_Text excerpt_

------------------------------------------------------------

The COVID-19 mortality rates were found to be inversely related to the density of population, while they were higher in the elderly, Black, and Hispanic populations. These factors are not related to the 1968 flu outcomes and are therefore not likely to be confounding factors. However, the ’68 flu death rates were linked to the proportion of elderly in the population and, to a smaller extent, with the Black population.
In locations where the ’68 flu-related death rates were high, the current COVID-19-related deaths are lower in those age groups that were alive at the time of the earlier pandemic. The greatest and most significant differences in death rates are among those who are 50 years or older as compared to those younger than 50, with slightly lower but still highly significant differences among those who are 60+ compared to controls aged 59 years or less.

------------------------------------------------------------

_Work task 1_
From the passage on COVID-19 and 1968 flu death rates, list every factor it names as related to COVID-19 mortality rates.
_Work task 2_
Pick up the passage on COVID-19 and 1968 flu death rates after its last sentence and write what comes next.

------------------------------------------------------------

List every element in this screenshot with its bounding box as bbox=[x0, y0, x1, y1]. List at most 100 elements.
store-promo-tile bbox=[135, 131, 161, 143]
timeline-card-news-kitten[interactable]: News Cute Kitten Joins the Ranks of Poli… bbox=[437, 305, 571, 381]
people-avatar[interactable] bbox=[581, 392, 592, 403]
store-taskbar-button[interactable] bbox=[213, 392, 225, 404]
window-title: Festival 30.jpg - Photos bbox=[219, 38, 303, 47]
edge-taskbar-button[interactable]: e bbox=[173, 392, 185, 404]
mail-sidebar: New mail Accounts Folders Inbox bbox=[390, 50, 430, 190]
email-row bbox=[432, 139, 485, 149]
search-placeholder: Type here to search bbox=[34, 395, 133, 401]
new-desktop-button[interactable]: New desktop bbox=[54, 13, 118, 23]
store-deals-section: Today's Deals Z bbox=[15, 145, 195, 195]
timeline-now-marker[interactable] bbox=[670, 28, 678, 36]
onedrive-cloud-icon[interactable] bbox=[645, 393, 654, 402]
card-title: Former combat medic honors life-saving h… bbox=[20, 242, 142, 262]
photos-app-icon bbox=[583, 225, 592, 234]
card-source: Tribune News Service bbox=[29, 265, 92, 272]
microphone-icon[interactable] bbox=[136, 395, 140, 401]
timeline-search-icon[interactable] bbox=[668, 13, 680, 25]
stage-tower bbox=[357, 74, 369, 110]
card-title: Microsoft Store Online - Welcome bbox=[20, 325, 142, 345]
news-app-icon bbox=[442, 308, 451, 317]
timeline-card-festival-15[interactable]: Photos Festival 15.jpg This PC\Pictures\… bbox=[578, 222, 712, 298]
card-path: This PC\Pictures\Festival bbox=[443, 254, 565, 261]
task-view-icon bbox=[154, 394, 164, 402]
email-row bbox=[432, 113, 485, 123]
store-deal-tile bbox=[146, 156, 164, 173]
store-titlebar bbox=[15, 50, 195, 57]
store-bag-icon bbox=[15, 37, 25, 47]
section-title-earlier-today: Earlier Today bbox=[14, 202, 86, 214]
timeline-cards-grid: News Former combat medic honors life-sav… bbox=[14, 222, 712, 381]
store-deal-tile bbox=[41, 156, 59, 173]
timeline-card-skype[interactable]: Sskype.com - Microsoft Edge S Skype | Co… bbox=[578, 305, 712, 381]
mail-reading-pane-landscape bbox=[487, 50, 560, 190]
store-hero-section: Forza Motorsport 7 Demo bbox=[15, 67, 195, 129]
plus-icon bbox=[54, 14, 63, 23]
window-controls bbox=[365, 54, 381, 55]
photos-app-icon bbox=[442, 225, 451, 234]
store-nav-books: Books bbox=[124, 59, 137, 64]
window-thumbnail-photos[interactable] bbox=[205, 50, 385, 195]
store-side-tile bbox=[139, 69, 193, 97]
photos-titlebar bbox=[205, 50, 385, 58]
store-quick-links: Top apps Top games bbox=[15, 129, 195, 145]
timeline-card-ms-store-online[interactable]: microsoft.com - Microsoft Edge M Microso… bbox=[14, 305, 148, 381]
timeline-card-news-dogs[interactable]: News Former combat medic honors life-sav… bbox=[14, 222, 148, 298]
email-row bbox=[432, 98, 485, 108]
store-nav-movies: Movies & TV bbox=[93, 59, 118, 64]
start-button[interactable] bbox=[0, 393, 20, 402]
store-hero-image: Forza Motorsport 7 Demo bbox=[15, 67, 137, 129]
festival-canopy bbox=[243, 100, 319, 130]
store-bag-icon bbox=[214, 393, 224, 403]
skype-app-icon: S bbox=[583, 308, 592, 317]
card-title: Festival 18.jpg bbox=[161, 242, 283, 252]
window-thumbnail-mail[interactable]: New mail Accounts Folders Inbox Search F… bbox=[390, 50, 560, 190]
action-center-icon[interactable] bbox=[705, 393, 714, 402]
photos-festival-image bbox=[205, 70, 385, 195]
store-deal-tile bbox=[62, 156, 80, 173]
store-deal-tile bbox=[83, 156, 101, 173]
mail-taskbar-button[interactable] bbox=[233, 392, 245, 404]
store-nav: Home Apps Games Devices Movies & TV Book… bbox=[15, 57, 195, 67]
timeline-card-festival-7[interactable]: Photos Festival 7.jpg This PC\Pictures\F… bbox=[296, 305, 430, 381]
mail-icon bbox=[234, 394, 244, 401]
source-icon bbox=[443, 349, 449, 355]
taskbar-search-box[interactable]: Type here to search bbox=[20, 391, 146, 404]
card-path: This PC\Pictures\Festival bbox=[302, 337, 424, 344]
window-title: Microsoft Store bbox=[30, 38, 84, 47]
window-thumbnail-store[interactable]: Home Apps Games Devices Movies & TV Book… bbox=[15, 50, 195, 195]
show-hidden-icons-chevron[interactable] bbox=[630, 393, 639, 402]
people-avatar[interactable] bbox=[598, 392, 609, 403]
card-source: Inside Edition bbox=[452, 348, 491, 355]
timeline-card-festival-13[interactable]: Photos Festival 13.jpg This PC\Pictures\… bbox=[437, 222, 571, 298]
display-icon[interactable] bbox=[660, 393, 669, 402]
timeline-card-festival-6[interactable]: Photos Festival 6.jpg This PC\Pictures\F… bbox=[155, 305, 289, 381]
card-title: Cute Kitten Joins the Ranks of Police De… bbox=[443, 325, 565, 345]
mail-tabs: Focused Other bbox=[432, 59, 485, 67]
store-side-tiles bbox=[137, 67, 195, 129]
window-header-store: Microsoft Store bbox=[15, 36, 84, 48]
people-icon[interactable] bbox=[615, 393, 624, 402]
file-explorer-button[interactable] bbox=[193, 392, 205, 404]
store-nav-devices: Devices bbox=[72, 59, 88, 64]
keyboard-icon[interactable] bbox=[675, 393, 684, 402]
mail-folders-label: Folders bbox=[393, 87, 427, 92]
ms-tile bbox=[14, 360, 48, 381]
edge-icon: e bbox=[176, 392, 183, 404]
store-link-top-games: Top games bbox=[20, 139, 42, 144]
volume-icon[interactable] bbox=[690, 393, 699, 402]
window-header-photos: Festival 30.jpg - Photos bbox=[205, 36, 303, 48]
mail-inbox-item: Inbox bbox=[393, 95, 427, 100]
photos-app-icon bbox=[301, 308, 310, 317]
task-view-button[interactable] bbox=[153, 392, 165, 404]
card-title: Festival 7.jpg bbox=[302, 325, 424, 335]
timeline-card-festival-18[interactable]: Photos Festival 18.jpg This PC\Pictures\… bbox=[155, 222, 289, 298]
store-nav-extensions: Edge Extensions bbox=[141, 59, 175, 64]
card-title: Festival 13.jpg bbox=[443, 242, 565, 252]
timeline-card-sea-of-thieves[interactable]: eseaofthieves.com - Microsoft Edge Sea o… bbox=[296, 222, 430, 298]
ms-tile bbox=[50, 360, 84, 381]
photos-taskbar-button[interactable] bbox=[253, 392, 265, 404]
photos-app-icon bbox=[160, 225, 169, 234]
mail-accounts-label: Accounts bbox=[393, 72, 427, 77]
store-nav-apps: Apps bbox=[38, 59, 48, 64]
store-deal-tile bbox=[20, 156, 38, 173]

------------------------------------------------------------

_Output 1_
- Density of population (inversely related)
- Elderly populations
- Black populations
- Hispanic populations

_Output 2_
For those over 60 years of age, hospital admissions due to COVID-19 are also lower as compared to the overall rate, while the difference between under-60 and over-60 groups in terms of hospitalization rates are also greater. Importantly, this trend is observable in nursing home data as well, where the case fatality data for COVID-19 is much lower among those who had higher mortality during the ’68 pandemic.
Using 48,000 healthcare records, linking a medical procedure, including hospitalization, to a COVID-19 diagnosis made within 30 days before the procedure, the same trend was detected, favoring older groups born before 1968 in places where the flu pandemic had a significant impact.
The researchers found no evidence that this reduction in mortality was due to an increase in hospital beds at the time of the earlier pandemic, while it appears that the places worst affected by that outbreak had lower mask-use rates than other locations. Finally, compliance with public health containment directives was low in these counties.
Implications
The researchers indicate that the outcomes of the 1968 flu pandemic are linked to those of the current outbreak. The 1-2% reduction in death rates due to COVID-19 seen in the top 10% of counties in terms of 1968 flu mortality is not due to confounding factors and is robust across populations including hospitals and nursing homes.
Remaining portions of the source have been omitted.